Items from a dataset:

_ _ _ _

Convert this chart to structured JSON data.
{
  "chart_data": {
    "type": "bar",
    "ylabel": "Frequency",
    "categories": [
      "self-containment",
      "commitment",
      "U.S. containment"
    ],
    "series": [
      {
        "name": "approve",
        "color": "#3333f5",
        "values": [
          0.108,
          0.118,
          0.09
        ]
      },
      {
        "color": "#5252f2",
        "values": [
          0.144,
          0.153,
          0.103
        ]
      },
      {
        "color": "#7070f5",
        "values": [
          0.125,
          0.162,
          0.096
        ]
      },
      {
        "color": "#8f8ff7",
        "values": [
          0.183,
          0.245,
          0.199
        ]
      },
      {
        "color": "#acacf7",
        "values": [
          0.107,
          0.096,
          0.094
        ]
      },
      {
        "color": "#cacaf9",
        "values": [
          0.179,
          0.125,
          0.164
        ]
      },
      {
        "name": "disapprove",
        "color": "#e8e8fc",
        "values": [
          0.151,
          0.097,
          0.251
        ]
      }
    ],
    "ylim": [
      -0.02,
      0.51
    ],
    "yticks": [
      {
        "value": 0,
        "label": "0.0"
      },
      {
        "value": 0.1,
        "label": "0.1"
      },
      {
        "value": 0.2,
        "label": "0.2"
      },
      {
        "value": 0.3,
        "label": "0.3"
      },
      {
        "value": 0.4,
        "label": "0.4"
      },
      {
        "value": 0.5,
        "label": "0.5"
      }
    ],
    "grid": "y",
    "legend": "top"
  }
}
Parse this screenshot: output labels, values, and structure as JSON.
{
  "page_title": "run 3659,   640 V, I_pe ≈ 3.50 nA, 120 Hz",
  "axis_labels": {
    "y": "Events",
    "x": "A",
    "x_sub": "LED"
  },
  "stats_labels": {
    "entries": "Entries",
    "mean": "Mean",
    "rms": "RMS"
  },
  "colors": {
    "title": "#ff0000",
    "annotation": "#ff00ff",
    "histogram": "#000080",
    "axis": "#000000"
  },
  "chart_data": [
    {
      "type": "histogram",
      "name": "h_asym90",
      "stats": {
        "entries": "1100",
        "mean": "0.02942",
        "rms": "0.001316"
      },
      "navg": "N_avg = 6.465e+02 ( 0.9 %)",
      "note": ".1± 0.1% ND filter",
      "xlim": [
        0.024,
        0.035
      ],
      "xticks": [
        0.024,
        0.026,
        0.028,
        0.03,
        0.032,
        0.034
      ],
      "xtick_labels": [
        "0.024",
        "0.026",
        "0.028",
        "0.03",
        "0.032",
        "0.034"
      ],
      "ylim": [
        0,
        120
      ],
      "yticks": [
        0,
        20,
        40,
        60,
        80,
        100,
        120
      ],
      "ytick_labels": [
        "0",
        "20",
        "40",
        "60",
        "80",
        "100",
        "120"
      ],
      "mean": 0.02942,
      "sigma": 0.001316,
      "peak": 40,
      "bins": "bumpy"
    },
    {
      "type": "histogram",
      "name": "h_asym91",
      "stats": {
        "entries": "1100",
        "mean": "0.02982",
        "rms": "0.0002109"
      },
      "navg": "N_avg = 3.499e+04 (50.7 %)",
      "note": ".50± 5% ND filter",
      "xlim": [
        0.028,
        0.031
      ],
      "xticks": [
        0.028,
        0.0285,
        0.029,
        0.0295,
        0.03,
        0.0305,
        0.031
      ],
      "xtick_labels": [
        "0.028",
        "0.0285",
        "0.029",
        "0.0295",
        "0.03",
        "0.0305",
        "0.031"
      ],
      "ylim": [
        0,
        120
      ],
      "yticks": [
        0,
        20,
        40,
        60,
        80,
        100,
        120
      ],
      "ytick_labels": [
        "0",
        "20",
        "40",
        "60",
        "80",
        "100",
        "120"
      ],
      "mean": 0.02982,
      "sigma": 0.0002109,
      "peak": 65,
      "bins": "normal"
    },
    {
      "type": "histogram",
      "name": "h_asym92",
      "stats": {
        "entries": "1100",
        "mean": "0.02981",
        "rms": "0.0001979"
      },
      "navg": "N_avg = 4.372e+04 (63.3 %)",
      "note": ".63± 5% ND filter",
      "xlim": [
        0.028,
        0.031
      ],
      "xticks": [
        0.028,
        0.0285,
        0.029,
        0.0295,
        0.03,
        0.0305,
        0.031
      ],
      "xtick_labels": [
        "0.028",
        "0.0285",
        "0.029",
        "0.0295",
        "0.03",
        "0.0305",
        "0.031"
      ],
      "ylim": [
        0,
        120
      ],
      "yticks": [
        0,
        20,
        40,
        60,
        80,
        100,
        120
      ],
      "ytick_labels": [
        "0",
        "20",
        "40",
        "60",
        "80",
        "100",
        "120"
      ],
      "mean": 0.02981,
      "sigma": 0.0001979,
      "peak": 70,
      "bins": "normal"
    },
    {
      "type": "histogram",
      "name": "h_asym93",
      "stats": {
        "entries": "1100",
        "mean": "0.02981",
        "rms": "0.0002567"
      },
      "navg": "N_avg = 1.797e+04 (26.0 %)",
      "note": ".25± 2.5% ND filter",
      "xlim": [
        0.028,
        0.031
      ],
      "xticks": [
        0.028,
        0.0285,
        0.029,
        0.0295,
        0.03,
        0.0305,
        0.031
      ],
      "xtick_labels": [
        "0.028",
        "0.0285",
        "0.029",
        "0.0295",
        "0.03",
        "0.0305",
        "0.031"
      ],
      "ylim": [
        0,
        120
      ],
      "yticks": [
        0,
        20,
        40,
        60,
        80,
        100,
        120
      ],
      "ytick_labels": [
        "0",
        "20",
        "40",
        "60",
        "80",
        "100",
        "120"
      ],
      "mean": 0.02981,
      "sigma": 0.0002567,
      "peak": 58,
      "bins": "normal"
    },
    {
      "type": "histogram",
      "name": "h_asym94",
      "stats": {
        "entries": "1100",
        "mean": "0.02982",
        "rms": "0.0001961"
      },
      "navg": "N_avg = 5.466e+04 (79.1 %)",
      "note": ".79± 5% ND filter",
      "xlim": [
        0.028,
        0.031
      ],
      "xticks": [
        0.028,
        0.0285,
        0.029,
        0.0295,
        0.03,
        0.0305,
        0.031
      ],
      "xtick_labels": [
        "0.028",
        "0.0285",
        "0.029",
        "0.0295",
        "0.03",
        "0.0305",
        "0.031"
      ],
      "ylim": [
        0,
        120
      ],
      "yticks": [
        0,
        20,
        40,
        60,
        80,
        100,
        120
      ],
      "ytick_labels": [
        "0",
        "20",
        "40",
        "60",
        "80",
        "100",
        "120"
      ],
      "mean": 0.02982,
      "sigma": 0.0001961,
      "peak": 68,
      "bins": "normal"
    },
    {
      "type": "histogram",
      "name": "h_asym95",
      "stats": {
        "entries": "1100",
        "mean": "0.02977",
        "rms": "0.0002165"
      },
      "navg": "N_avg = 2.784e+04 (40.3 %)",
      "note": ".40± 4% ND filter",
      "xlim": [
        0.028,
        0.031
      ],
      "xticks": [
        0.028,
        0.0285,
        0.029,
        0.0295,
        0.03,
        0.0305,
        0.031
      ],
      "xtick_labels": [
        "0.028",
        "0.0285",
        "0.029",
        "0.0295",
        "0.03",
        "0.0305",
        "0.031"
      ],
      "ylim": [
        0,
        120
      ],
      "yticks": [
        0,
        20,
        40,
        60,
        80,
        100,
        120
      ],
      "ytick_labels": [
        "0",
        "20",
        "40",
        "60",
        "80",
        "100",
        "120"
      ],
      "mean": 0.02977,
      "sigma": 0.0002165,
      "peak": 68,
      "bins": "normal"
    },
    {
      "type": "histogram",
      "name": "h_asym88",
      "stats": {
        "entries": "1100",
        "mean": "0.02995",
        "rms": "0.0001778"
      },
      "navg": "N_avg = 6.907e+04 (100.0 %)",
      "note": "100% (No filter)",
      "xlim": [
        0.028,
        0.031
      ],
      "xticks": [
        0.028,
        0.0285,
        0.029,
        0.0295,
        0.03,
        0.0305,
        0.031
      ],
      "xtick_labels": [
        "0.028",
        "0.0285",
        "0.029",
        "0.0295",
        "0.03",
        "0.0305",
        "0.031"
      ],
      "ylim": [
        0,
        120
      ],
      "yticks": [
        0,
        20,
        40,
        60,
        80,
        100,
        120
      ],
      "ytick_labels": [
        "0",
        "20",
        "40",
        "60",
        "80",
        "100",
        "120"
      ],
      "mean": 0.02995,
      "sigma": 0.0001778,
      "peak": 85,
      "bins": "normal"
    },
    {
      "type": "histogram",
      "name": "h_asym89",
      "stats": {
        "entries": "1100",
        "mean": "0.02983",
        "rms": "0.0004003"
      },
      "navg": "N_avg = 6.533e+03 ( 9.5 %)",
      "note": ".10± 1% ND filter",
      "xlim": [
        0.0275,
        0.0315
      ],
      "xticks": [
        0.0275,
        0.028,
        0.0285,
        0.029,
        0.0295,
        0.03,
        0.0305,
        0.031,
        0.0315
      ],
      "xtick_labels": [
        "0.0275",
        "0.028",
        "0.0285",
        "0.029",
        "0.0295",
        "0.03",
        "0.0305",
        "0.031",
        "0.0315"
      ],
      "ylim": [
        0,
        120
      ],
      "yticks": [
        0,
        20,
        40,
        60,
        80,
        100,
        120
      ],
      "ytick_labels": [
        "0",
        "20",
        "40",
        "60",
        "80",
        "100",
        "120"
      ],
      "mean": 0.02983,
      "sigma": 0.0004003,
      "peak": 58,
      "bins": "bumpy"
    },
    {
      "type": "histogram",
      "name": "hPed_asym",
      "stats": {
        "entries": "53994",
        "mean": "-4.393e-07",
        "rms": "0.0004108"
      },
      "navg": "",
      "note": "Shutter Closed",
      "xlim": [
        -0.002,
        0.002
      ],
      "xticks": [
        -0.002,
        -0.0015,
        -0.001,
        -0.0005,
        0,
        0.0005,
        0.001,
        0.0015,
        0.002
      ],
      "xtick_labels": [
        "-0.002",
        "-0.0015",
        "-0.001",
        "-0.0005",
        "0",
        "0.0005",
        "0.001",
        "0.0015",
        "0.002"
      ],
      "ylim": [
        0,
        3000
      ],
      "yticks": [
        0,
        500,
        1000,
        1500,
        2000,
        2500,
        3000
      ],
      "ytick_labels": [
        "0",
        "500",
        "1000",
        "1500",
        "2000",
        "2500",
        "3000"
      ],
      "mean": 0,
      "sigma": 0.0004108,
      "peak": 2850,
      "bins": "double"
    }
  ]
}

_ _ _ _

__Task directions__
Find the word "peak" in the entries above and gather every line that holds it.

__Exercise output__
      "peak": 40,
      "peak": 65,
      "peak": 70,
      "peak": 58,
      "peak": 68,
      "peak": 68,
      "peak": 85,
      "peak": 58,
      "peak": 2850,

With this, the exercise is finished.